-- TASK TO COMPLETE --
Reproduce each line of the listing exactly.

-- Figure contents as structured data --
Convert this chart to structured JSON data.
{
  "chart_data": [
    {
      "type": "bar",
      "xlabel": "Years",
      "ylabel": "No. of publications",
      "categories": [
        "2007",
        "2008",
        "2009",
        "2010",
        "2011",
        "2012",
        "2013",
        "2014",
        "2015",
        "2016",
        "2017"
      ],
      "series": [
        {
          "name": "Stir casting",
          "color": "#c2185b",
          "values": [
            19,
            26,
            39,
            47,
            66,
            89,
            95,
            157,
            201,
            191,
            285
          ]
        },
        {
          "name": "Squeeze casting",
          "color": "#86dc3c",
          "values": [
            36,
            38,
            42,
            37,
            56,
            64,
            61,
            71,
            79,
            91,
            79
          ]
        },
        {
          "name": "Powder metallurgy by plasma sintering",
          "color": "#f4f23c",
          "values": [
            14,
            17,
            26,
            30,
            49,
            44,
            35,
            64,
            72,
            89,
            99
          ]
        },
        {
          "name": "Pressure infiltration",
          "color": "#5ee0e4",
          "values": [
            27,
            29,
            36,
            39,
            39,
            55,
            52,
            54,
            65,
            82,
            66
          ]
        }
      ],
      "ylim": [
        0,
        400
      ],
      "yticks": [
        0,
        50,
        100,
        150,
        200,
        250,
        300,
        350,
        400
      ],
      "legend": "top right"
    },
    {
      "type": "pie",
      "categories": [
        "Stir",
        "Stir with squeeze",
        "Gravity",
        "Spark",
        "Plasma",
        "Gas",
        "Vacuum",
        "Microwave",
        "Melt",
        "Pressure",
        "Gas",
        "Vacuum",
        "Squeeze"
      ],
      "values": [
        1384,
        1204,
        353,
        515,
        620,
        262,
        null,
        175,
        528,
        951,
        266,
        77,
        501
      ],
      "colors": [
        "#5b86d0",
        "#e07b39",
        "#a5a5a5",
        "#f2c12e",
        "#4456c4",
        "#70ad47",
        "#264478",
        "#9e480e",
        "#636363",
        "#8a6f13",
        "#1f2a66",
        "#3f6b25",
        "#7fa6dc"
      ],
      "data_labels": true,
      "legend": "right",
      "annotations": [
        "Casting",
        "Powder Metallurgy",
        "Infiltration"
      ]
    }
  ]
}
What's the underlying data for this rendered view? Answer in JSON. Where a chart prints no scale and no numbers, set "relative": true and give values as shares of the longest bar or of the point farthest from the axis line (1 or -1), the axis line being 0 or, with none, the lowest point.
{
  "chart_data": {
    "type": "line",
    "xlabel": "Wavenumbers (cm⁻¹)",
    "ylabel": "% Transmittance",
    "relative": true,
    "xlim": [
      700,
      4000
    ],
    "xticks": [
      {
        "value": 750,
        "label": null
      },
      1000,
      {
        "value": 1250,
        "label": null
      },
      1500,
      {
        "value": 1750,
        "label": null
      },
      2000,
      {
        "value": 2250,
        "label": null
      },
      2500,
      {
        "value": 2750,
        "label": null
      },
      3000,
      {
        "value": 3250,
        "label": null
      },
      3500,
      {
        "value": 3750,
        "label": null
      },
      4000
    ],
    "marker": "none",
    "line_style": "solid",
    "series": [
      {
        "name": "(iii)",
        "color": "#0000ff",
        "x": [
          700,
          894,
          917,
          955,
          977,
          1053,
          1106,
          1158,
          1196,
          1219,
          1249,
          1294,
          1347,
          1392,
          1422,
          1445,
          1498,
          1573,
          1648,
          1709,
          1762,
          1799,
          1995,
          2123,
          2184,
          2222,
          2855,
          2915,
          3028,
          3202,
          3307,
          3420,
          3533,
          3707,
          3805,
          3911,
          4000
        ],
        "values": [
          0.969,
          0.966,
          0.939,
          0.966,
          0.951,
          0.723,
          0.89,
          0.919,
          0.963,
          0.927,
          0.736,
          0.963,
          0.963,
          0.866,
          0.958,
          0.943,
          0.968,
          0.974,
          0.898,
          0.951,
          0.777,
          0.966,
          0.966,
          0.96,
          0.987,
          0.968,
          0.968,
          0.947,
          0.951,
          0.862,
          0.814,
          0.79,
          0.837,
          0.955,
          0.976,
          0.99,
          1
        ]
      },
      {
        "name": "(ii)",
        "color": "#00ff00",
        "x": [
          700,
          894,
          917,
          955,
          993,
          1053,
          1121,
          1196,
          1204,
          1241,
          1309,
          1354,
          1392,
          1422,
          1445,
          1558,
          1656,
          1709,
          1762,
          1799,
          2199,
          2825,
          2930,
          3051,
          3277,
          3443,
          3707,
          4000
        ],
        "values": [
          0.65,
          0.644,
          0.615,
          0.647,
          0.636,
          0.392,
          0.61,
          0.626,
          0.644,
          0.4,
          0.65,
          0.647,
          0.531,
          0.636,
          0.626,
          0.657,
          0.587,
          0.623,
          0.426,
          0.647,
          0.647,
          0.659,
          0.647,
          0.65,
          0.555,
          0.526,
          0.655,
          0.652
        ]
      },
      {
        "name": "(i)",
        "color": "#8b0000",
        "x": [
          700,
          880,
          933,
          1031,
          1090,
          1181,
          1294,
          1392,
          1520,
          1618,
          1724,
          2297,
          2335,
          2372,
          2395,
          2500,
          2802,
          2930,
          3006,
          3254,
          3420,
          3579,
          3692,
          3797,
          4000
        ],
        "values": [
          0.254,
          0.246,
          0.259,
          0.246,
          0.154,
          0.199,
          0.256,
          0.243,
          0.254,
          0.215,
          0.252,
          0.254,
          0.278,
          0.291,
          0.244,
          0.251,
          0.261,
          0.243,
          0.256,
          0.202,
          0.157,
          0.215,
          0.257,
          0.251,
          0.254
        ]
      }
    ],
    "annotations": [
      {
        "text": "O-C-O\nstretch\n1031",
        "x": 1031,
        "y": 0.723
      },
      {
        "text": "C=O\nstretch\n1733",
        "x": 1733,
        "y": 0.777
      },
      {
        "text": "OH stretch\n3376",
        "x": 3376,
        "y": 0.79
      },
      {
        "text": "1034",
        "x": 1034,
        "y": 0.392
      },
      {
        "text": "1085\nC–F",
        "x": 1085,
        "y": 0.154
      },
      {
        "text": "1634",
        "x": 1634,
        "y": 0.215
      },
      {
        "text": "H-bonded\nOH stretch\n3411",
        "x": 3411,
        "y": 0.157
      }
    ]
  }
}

-- REPLY TO THE TASK --
Convert this chart to structured JSON data.
{
  "chart_data": [
    {
      "type": "bar",
      "xlabel": "Years",
      "ylabel": "No. of publications",
      "categories": [
        "2007",
        "2008",
        "2009",
        "2010",
        "2011",
        "2012",
        "2013",
        "2014",
        "2015",
        "2016",
        "2017"
      ],
      "series": [
        {
          "name": "Stir casting",
          "color": "#c2185b",
          "values": [
            19,
            26,
            39,
            47,
            66,
            89,
            95,
            157,
            201,
            191,
            285
          ]
        },
        {
          "name": "Squeeze casting",
          "color": "#86dc3c",
          "values": [
            36,
            38,
            42,
            37,
            56,
            64,
            61,
            71,
            79,
            91,
            79
          ]
        },
        {
          "name": "Powder metallurgy by plasma sintering",
          "color": "#f4f23c",
          "values": [
            14,
            17,
            26,
            30,
            49,
            44,
            35,
            64,
            72,
            89,
            99
          ]
        },
        {
          "name": "Pressure infiltration",
          "color": "#5ee0e4",
          "values": [
            27,
            29,
            36,
            39,
            39,
            55,
            52,
            54,
            65,
            82,
            66
          ]
        }
      ],
      "ylim": [
        0,
        400
      ],
      "yticks": [
        0,
        50,
        100,
        150,
        200,
        250,
        300,
        350,
        400
      ],
      "legend": "top right"
    },
    {
      "type": "pie",
      "categories": [
        "Stir",
        "Stir with squeeze",
        "Gravity",
        "Spark",
        "Plasma",
        "Gas",
        "Vacuum",
        "Microwave",
        "Melt",
        "Pressure",
        "Gas",
        "Vacuum",
        "Squeeze"
      ],
      "values": [
        1384,
        1204,
        353,
        515,
        620,
        262,
        null,
        175,
        528,
        951,
        266,
        77,
        501
      ],
      "colors": [
        "#5b86d0",
        "#e07b39",
        "#a5a5a5",
        "#f2c12e",
        "#4456c4",
        "#70ad47",
        "#264478",
        "#9e480e",
        "#636363",
        "#8a6f13",
        "#1f2a66",
        "#3f6b25",
        "#7fa6dc"
      ],
      "data_labels": true,
      "legend": "right",
      "annotations": [
        "Casting",
        "Powder Metallurgy",
        "Infiltration"
      ]
    }
  ]
}
What's the underlying data for this rendered view? Answer in JSON. Where a chart prints no scale and no numbers, set "relative": true and give values as shares of the longest bar or of the point farthest from the axis line (1 or -1), the axis line being 0 or, with none, the lowest point.
{
  "chart_data": {
    "type": "line",
    "xlabel": "Wavenumbers (cm⁻¹)",
    "ylabel": "% Transmittance",
    "relative": true,
    "xlim": [
      700,
      4000
    ],
    "xticks": [
      {
        "value": 750,
        "label": null
      },
      1000,
      {
        "value": 1250,
        "label": null
      },
      1500,
      {
        "value": 1750,
        "label": null
      },
      2000,
      {
        "value": 2250,
        "label": null
      },
      2500,
      {
        "value": 2750,
        "label": null
      },
      3000,
      {
        "value": 3250,
        "label": null
      },
      3500,
      {
        "value": 3750,
        "label": null
      },
      4000
    ],
    "marker": "none",
    "line_style": "solid",
    "series": [
      {
        "name": "(iii)",
        "color": "#0000ff",
        "x": [
          700,
          894,
          917,
          955,
          977,
          1053,
          1106,
          1158,
          1196,
          1219,
          1249,
          1294,
          1347,
          1392,
          1422,
          1445,
          1498,
          1573,
          1648,
          1709,
          1762,
          1799,
          1995,
          2123,
          2184,
          2222,
          2855,
          2915,
          3028,
          3202,
          3307,
          3420,
          3533,
          3707,
          3805,
          3911,
          4000
        ],
        "values": [
          0.969,
          0.966,
          0.939,
          0.966,
          0.951,
          0.723,
          0.89,
          0.919,
          0.963,
          0.927,
          0.736,
          0.963,
          0.963,
          0.866,
          0.958,
          0.943,
          0.968,
          0.974,
          0.898,
          0.951,
          0.777,
          0.966,
          0.966,
          0.96,
          0.987,
          0.968,
          0.968,
          0.947,
          0.951,
          0.862,
          0.814,
          0.79,
          0.837,
          0.955,
          0.976,
          0.99,
          1
        ]
      },
      {
        "name": "(ii)",
        "color": "#00ff00",
        "x": [
          700,
          894,
          917,
          955,
          993,
          1053,
          1121,
          1196,
          1204,
          1241,
          1309,
          1354,
          1392,
          1422,
          1445,
          1558,
          1656,
          1709,
          1762,
          1799,
          2199,
          2825,
          2930,
          3051,
          3277,
          3443,
          3707,
          4000
        ],
        "values": [
          0.65,
          0.644,
          0.615,
          0.647,
          0.636,
          0.392,
          0.61,
          0.626,
          0.644,
          0.4,
          0.65,
          0.647,
          0.531,
          0.636,
          0.626,
          0.657,
          0.587,
          0.623,
          0.426,
          0.647,
          0.647,
          0.659,
          0.647,
          0.65,
          0.555,
          0.526,
          0.655,
          0.652
        ]
      },
      {
        "name": "(i)",
        "color": "#8b0000",
        "x": [
          700,
          880,
          933,
          1031,
          1090,
          1181,
          1294,
          1392,
          1520,
          1618,
          1724,
          2297,
          2335,
          2372,
          2395,
          2500,
          2802,
          2930,
          3006,
          3254,
          3420,
          3579,
          3692,
          3797,
          4000
        ],
        "values": [
          0.254,
          0.246,
          0.259,
          0.246,
          0.154,
          0.199,
          0.256,
          0.243,
          0.254,
          0.215,
          0.252,
          0.254,
          0.278,
          0.291,
          0.244,
          0.251,
          0.261,
          0.243,
          0.256,
          0.202,
          0.157,
          0.215,
          0.257,
          0.251,
          0.254
        ]
      }
    ],
    "annotations": [
      {
        "text": "O-C-O\nstretch\n1031",
        "x": 1031,
        "y": 0.723
      },
      {
        "text": "C=O\nstretch\n1733",
        "x": 1733,
        "y": 0.777
      },
      {
        "text": "OH stretch\n3376",
        "x": 3376,
        "y": 0.79
      },
      {
        "text": "1034",
        "x": 1034,
        "y": 0.392
      },
      {
        "text": "1085\nC–F",
        "x": 1085,
        "y": 0.154
      },
      {
        "text": "1634",
        "x": 1634,
        "y": 0.215
      },
      {
        "text": "H-bonded\nOH stretch\n3411",
        "x": 3411,
        "y": 0.157
      }
    ]
  }
}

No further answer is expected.